Records for this exercise:
*****
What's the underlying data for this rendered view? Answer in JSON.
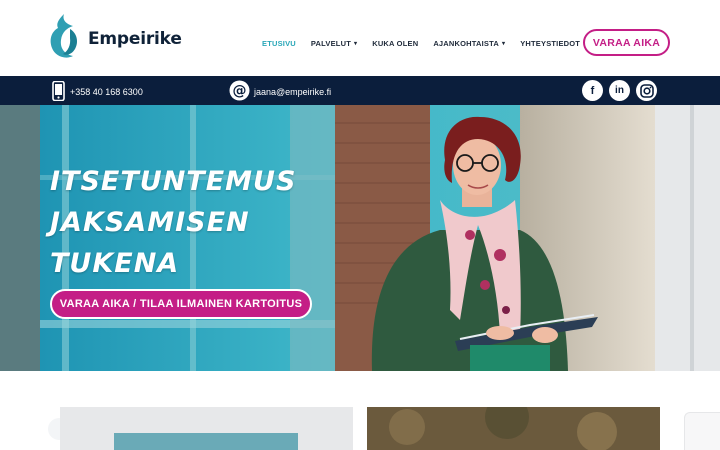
{
  "brand": {
    "name": "Empeirike"
  },
  "nav": {
    "items": [
      {
        "label": "ETUSIVU",
        "active": true
      },
      {
        "label": "PALVELUT",
        "dropdown": true
      },
      {
        "label": "KUKA OLEN"
      },
      {
        "label": "AJANKOHTAISTA",
        "dropdown": true
      },
      {
        "label": "YHTEYSTIEDOT"
      }
    ]
  },
  "header_cta": {
    "label": "VARAA AIKA"
  },
  "contact": {
    "phone": "+358 40 168 6300",
    "email": "jaana@empeirike.fi"
  },
  "socials": [
    {
      "icon": "facebook-icon",
      "glyph": "f"
    },
    {
      "icon": "linkedin-icon",
      "glyph": "in"
    },
    {
      "icon": "instagram-icon",
      "glyph": "◎"
    }
  ],
  "hero": {
    "title_lines": [
      "ITSETUNTEMUS",
      "JAKSAMISEN",
      "TUKENA"
    ],
    "cta_label": "VARAA AIKA / TILAA ILMAINEN KARTOITUS"
  },
  "colors": {
    "accent": "#c41e86",
    "active_nav": "#2aa7b8",
    "infobar": "#0b1e3c",
    "logo_teal": "#2f9fb3"
  }
}
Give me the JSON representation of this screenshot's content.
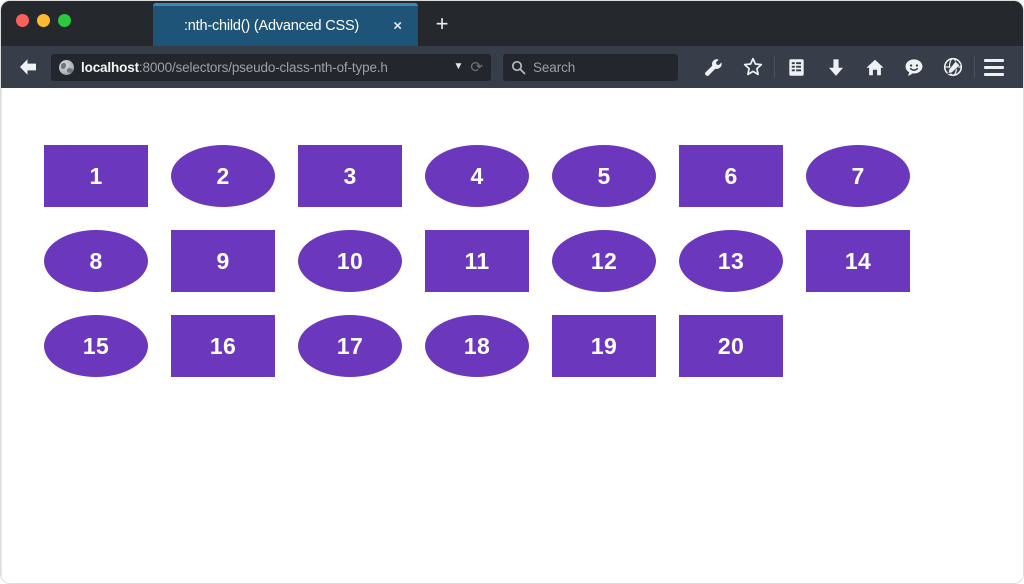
*****
Work instructions: Repeat all the data as it stands, dropping any images it holds.

Solution to this exercise:
What's the underlying data for this rendered view? Answer in JSON.
{
  "brand": {
    "name": "Empeirike"
  },
  "nav": {
    "items": [
      {
        "label": "ETUSIVU",
        "active": true
      },
      {
        "label": "PALVELUT",
        "dropdown": true
      },
      {
        "label": "KUKA OLEN"
      },
      {
        "label": "AJANKOHTAISTA",
        "dropdown": true
      },
      {
        "label": "YHTEYSTIEDOT"
      }
    ]
  },
  "header_cta": {
    "label": "VARAA AIKA"
  },
  "contact": {
    "phone": "+358 40 168 6300",
    "email": "jaana@empeirike.fi"
  },
  "socials": [
    {
      "icon": "facebook-icon",
      "glyph": "f"
    },
    {
      "icon": "linkedin-icon",
      "glyph": "in"
    },
    {
      "icon": "instagram-icon",
      "glyph": "◎"
    }
  ],
  "hero": {
    "title_lines": [
      "ITSETUNTEMUS",
      "JAKSAMISEN",
      "TUKENA"
    ],
    "cta_label": "VARAA AIKA / TILAA ILMAINEN KARTOITUS"
  },
  "colors": {
    "accent": "#c41e86",
    "active_nav": "#2aa7b8",
    "infobar": "#0b1e3c",
    "logo_teal": "#2f9fb3"
  }
}
Give me the JSON representation of this screenshot's content.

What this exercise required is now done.